>>>
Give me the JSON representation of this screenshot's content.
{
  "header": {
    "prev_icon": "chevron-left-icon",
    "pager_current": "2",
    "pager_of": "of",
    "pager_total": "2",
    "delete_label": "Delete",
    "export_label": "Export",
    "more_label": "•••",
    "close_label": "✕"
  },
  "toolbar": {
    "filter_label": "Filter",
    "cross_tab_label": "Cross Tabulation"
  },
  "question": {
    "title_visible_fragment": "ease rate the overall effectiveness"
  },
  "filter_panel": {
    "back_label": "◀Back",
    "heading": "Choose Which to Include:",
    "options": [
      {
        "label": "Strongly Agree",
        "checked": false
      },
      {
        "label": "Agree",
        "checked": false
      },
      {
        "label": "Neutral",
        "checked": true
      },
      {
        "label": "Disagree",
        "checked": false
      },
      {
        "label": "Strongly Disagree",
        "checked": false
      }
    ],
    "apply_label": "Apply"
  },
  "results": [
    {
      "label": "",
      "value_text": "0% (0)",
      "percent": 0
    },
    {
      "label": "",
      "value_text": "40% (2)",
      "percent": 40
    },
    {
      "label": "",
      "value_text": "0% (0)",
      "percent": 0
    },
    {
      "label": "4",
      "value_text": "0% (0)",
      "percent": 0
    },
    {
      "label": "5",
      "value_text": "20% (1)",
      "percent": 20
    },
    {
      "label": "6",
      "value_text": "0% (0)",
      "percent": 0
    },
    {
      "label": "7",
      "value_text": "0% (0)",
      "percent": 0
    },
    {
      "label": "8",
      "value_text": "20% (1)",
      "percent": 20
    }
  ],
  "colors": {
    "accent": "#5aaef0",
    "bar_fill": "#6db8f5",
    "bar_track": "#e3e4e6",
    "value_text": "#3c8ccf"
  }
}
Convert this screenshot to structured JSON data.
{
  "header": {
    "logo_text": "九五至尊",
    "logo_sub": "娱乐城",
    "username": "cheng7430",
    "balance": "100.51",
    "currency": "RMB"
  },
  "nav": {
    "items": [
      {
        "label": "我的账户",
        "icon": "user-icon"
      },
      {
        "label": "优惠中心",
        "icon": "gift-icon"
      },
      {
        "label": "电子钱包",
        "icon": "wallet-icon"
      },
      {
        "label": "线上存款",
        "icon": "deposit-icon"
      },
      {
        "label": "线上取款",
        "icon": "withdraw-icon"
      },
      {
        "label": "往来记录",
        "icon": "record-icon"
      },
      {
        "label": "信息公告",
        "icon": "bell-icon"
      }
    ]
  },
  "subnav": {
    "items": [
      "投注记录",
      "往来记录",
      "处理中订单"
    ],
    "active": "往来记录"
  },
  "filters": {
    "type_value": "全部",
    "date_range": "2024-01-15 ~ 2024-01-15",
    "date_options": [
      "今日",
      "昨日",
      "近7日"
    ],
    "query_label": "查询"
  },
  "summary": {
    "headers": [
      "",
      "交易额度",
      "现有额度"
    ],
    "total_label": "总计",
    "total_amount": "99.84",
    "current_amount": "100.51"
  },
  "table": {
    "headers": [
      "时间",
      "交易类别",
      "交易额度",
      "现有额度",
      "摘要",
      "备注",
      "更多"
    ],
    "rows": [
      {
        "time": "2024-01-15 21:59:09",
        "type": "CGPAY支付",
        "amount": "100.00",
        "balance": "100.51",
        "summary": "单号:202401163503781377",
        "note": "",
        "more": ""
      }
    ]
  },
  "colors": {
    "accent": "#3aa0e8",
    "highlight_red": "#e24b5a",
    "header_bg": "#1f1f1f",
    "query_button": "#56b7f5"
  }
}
<<<
**WHAT TO PRODUCE:**
Look through the entries above and count each line holding "this"; report the count alone.

**WRITTEN RESPONSE:**
2